§ **Problem to work on**:
Count every line in the entries that follow where the word "CUTS" appears, then state only the total.

- - - - -

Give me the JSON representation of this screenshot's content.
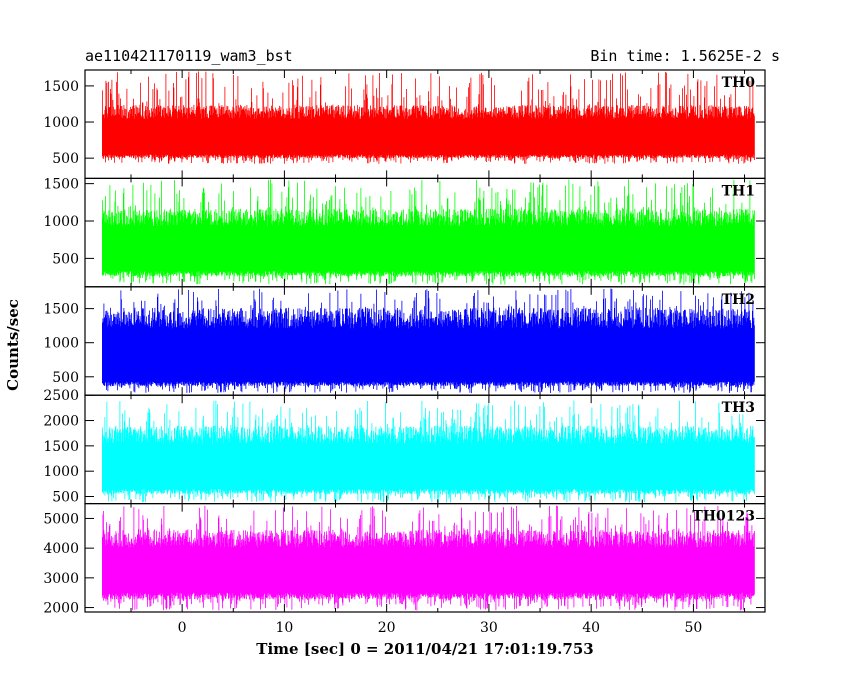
{
  "header": {
    "left_title": "ae110421170119_wam3_bst",
    "right_title": "Bin time: 1.5625E-2 s"
  },
  "chart_data": {
    "type": "line",
    "title": "ae110421170119_wam3_bst",
    "subtitle": "Bin time: 1.5625E-2 s",
    "xlabel": "Time [sec] 0 = 2011/04/21 17:01:19.753",
    "ylabel": "Counts/sec",
    "xlim": [
      -9.5,
      57
    ],
    "xticks": [
      0,
      10,
      20,
      30,
      40,
      50
    ],
    "data_range": [
      -7.8,
      56
    ],
    "panels": [
      {
        "name": "TH0",
        "color": "#ff0000",
        "ylim": [
          220,
          1720
        ],
        "yticks": [
          500,
          1000,
          1500
        ],
        "series_summary": {
          "baseline_min": 420,
          "typical_low": 550,
          "typical_high": 1100,
          "peak_max": 1700
        }
      },
      {
        "name": "TH1",
        "color": "#00ff00",
        "ylim": [
          120,
          1570
        ],
        "yticks": [
          500,
          1000,
          1500
        ],
        "series_summary": {
          "baseline_min": 150,
          "typical_low": 330,
          "typical_high": 1000,
          "peak_max": 1560
        }
      },
      {
        "name": "TH2",
        "color": "#0000ff",
        "ylim": [
          230,
          1820
        ],
        "yticks": [
          500,
          1000,
          1500
        ],
        "series_summary": {
          "baseline_min": 260,
          "typical_low": 430,
          "typical_high": 1300,
          "peak_max": 1800
        }
      },
      {
        "name": "TH3",
        "color": "#00ffff",
        "ylim": [
          360,
          2500
        ],
        "yticks": [
          500,
          1000,
          1500,
          2000,
          2500
        ],
        "series_summary": {
          "baseline_min": 380,
          "typical_low": 650,
          "typical_high": 1650,
          "peak_max": 2400
        }
      },
      {
        "name": "TH0123",
        "color": "#ff00ff",
        "ylim": [
          1850,
          5500
        ],
        "yticks": [
          2000,
          3000,
          4000,
          5000
        ],
        "series_summary": {
          "baseline_min": 1900,
          "typical_low": 2500,
          "typical_high": 4200,
          "peak_max": 5450
        }
      }
    ]
  }
}
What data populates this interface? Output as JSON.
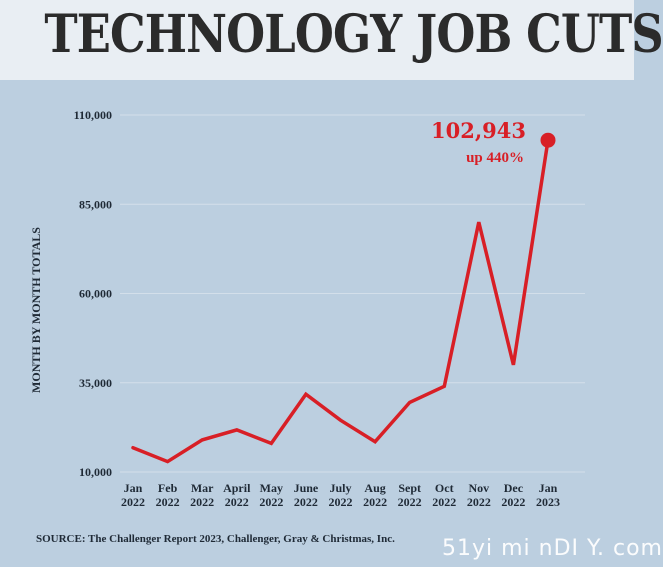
{
  "title": "TECHNOLOGY JOB CUTS",
  "source": "SOURCE: The Challenger Report 2023, Challenger, Gray & Christmas, Inc.",
  "watermark": "51yi mi nDI Y. com",
  "colors": {
    "background": "#bccfe0",
    "header": "#e9eef3",
    "line": "#d81f26",
    "gridline": "#d3dfea",
    "text": "#1f2a36"
  },
  "chart_data": {
    "type": "line",
    "title": "TECHNOLOGY JOB CUTS",
    "xlabel": "",
    "ylabel": "MONTH BY MONTH TOTALS",
    "categories": [
      [
        "Jan",
        "2022"
      ],
      [
        "Feb",
        "2022"
      ],
      [
        "Mar",
        "2022"
      ],
      [
        "April",
        "2022"
      ],
      [
        "May",
        "2022"
      ],
      [
        "June",
        "2022"
      ],
      [
        "July",
        "2022"
      ],
      [
        "Aug",
        "2022"
      ],
      [
        "Sept",
        "2022"
      ],
      [
        "Oct",
        "2022"
      ],
      [
        "Nov",
        "2022"
      ],
      [
        "Dec",
        "2022"
      ],
      [
        "Jan",
        "2023"
      ]
    ],
    "series": [
      {
        "values": [
          16800,
          12900,
          19000,
          21800,
          18000,
          31800,
          24500,
          18500,
          29500,
          34000,
          80000,
          40000,
          102943
        ]
      }
    ],
    "ylim": [
      10000,
      110000
    ],
    "yticks": [
      10000,
      35000,
      60000,
      85000,
      110000
    ],
    "ytick_labels": [
      "10,000",
      "35,000",
      "60,000",
      "85,000",
      "110,000"
    ],
    "grid": true,
    "annotation": {
      "value_label": "102,943",
      "change_label": "up 440%",
      "point_index": 12
    }
  }
}
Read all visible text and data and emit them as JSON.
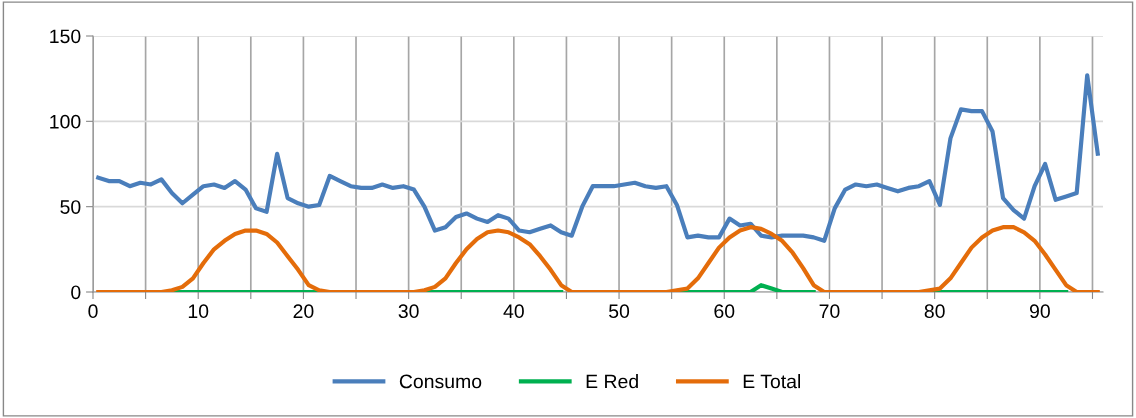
{
  "chart_data": {
    "type": "line",
    "x": [
      0.5,
      1.5,
      2.5,
      3.5,
      4.5,
      5.5,
      6.5,
      7.5,
      8.5,
      9.5,
      10.5,
      11.5,
      12.5,
      13.5,
      14.5,
      15.5,
      16.5,
      17.5,
      18.5,
      19.5,
      20.5,
      21.5,
      22.5,
      23.5,
      24.5,
      25.5,
      26.5,
      27.5,
      28.5,
      29.5,
      30.5,
      31.5,
      32.5,
      33.5,
      34.5,
      35.5,
      36.5,
      37.5,
      38.5,
      39.5,
      40.5,
      41.5,
      42.5,
      43.5,
      44.5,
      45.5,
      46.5,
      47.5,
      48.5,
      49.5,
      50.5,
      51.5,
      52.5,
      53.5,
      54.5,
      55.5,
      56.5,
      57.5,
      58.5,
      59.5,
      60.5,
      61.5,
      62.5,
      63.5,
      64.5,
      65.5,
      66.5,
      67.5,
      68.5,
      69.5,
      70.5,
      71.5,
      72.5,
      73.5,
      74.5,
      75.5,
      76.5,
      77.5,
      78.5,
      79.5,
      80.5,
      81.5,
      82.5,
      83.5,
      84.5,
      85.5,
      86.5,
      87.5,
      88.5,
      89.5,
      90.5,
      91.5,
      92.5,
      93.5,
      94.5,
      95.5
    ],
    "series": [
      {
        "name": "Consumo",
        "color": "#4a7ebb",
        "values": [
          67,
          65,
          65,
          62,
          64,
          63,
          66,
          58,
          52,
          57,
          62,
          63,
          61,
          65,
          60,
          49,
          47,
          81,
          55,
          52,
          50,
          51,
          68,
          65,
          62,
          61,
          61,
          63,
          61,
          62,
          60,
          50,
          36,
          38,
          44,
          46,
          43,
          41,
          45,
          43,
          36,
          35,
          37,
          39,
          35,
          33,
          50,
          62,
          62,
          62,
          63,
          64,
          62,
          61,
          62,
          51,
          32,
          33,
          32,
          32,
          43,
          39,
          40,
          33,
          32,
          33,
          33,
          33,
          32,
          30,
          49,
          60,
          63,
          62,
          63,
          61,
          59,
          61,
          62,
          65,
          51,
          90,
          107,
          106,
          106,
          94,
          55,
          48,
          43,
          62,
          75,
          54,
          56,
          58,
          127,
          81
        ]
      },
      {
        "name": "E Red",
        "color": "#00b050",
        "values": [
          null,
          null,
          null,
          null,
          null,
          null,
          null,
          0,
          0,
          0,
          0,
          0,
          0,
          0,
          0,
          0,
          0,
          0,
          0,
          0,
          0,
          0,
          null,
          null,
          null,
          null,
          null,
          null,
          null,
          null,
          null,
          0,
          0,
          0,
          0,
          0,
          0,
          0,
          0,
          0,
          0,
          0,
          0,
          0,
          0,
          null,
          null,
          null,
          null,
          null,
          null,
          null,
          null,
          null,
          null,
          0,
          0,
          0,
          0,
          0,
          0,
          0,
          0,
          4,
          2,
          0,
          0,
          0,
          0,
          null,
          null,
          null,
          null,
          null,
          null,
          null,
          null,
          null,
          null,
          0,
          0,
          0,
          0,
          0,
          0,
          0,
          0,
          0,
          0,
          0,
          0,
          0,
          0,
          null,
          null,
          null
        ]
      },
      {
        "name": "E Total",
        "color": "#e46c0a",
        "values": [
          0,
          0,
          0,
          0,
          0,
          0,
          0,
          1,
          3,
          8,
          17,
          25,
          30,
          34,
          36,
          36,
          34,
          29,
          21,
          13,
          4,
          1,
          0,
          0,
          0,
          0,
          0,
          0,
          0,
          0,
          0,
          1,
          3,
          8,
          17,
          25,
          31,
          35,
          36,
          35,
          32,
          28,
          21,
          13,
          4,
          0,
          0,
          0,
          0,
          0,
          0,
          0,
          0,
          0,
          0,
          1,
          2,
          8,
          17,
          26,
          32,
          36,
          38,
          37,
          34,
          30,
          23,
          14,
          4,
          0,
          0,
          0,
          0,
          0,
          0,
          0,
          0,
          0,
          0,
          1,
          2,
          8,
          17,
          26,
          32,
          36,
          38,
          38,
          35,
          30,
          22,
          13,
          4,
          0,
          0,
          0
        ]
      }
    ],
    "xlim": [
      0,
      96
    ],
    "xticks": [
      0,
      {
        "value": 5,
        "label": null
      },
      10,
      {
        "value": 15,
        "label": null
      },
      20,
      {
        "value": 25,
        "label": null
      },
      30,
      {
        "value": 35,
        "label": null
      },
      40,
      {
        "value": 45,
        "label": null
      },
      50,
      {
        "value": 55,
        "label": null
      },
      60,
      {
        "value": 65,
        "label": null
      },
      70,
      {
        "value": 75,
        "label": null
      },
      80,
      {
        "value": 85,
        "label": null
      },
      90,
      {
        "value": 95,
        "label": null
      }
    ],
    "ylim": [
      0,
      150
    ],
    "yticks": [
      0,
      50,
      100,
      150
    ],
    "grid": true,
    "legend": "bottom",
    "marker": "none",
    "line_style": "solid"
  }
}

- - - - -

§ **Response to this exercise**:
2